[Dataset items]
────
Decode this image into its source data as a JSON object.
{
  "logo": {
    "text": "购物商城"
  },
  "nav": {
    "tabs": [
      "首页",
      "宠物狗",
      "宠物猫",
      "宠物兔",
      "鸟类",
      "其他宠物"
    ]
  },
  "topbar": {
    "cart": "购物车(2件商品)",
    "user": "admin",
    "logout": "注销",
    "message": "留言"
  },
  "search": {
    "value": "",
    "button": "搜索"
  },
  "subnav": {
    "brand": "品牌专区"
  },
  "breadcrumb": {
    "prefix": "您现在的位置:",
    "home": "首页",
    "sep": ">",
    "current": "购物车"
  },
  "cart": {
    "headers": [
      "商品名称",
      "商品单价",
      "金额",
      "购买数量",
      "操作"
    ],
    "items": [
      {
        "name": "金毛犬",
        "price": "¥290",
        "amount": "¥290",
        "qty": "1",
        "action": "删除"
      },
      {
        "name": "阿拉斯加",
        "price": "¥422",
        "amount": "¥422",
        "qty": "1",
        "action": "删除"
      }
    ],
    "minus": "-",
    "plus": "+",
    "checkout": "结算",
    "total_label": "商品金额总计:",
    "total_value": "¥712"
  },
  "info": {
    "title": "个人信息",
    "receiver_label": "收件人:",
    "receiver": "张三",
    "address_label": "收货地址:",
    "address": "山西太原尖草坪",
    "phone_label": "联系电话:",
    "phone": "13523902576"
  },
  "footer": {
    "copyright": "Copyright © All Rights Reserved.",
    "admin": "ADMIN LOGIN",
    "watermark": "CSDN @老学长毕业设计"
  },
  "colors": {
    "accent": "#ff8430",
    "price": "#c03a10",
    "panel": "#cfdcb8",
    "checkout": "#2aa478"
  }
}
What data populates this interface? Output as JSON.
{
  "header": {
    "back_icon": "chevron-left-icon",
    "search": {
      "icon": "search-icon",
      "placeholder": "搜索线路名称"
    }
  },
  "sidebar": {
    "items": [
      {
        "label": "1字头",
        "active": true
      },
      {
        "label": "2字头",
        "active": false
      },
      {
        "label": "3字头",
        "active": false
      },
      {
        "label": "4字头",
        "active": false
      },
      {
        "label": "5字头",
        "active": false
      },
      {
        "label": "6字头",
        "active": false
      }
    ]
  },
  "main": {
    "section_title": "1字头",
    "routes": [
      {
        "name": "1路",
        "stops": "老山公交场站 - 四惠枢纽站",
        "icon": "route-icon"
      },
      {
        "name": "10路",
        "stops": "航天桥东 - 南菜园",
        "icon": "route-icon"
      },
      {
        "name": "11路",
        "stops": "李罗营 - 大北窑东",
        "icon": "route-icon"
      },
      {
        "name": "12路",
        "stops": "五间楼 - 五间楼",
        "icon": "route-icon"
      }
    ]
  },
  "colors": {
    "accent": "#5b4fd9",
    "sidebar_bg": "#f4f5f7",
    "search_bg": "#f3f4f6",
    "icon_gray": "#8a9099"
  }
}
────
What the exercise asks >> Set down all of the entries exactly, please.

Result of this exercise >>
Decode this image into its source data as a JSON object.
{
  "logo": {
    "text": "购物商城"
  },
  "nav": {
    "tabs": [
      "首页",
      "宠物狗",
      "宠物猫",
      "宠物兔",
      "鸟类",
      "其他宠物"
    ]
  },
  "topbar": {
    "cart": "购物车(2件商品)",
    "user": "admin",
    "logout": "注销",
    "message": "留言"
  },
  "search": {
    "value": "",
    "button": "搜索"
  },
  "subnav": {
    "brand": "品牌专区"
  },
  "breadcrumb": {
    "prefix": "您现在的位置:",
    "home": "首页",
    "sep": ">",
    "current": "购物车"
  },
  "cart": {
    "headers": [
      "商品名称",
      "商品单价",
      "金额",
      "购买数量",
      "操作"
    ],
    "items": [
      {
        "name": "金毛犬",
        "price": "¥290",
        "amount": "¥290",
        "qty": "1",
        "action": "删除"
      },
      {
        "name": "阿拉斯加",
        "price": "¥422",
        "amount": "¥422",
        "qty": "1",
        "action": "删除"
      }
    ],
    "minus": "-",
    "plus": "+",
    "checkout": "结算",
    "total_label": "商品金额总计:",
    "total_value": "¥712"
  },
  "info": {
    "title": "个人信息",
    "receiver_label": "收件人:",
    "receiver": "张三",
    "address_label": "收货地址:",
    "address": "山西太原尖草坪",
    "phone_label": "联系电话:",
    "phone": "13523902576"
  },
  "footer": {
    "copyright": "Copyright © All Rights Reserved.",
    "admin": "ADMIN LOGIN",
    "watermark": "CSDN @老学长毕业设计"
  },
  "colors": {
    "accent": "#ff8430",
    "price": "#c03a10",
    "panel": "#cfdcb8",
    "checkout": "#2aa478"
  }
}
What data populates this interface? Output as JSON.
{
  "header": {
    "back_icon": "chevron-left-icon",
    "search": {
      "icon": "search-icon",
      "placeholder": "搜索线路名称"
    }
  },
  "sidebar": {
    "items": [
      {
        "label": "1字头",
        "active": true
      },
      {
        "label": "2字头",
        "active": false
      },
      {
        "label": "3字头",
        "active": false
      },
      {
        "label": "4字头",
        "active": false
      },
      {
        "label": "5字头",
        "active": false
      },
      {
        "label": "6字头",
        "active": false
      }
    ]
  },
  "main": {
    "section_title": "1字头",
    "routes": [
      {
        "name": "1路",
        "stops": "老山公交场站 - 四惠枢纽站",
        "icon": "route-icon"
      },
      {
        "name": "10路",
        "stops": "航天桥东 - 南菜园",
        "icon": "route-icon"
      },
      {
        "name": "11路",
        "stops": "李罗营 - 大北窑东",
        "icon": "route-icon"
      },
      {
        "name": "12路",
        "stops": "五间楼 - 五间楼",
        "icon": "route-icon"
      }
    ]
  },
  "colors": {
    "accent": "#5b4fd9",
    "sidebar_bg": "#f4f5f7",
    "search_bg": "#f3f4f6",
    "icon_gray": "#8a9099"
  }
}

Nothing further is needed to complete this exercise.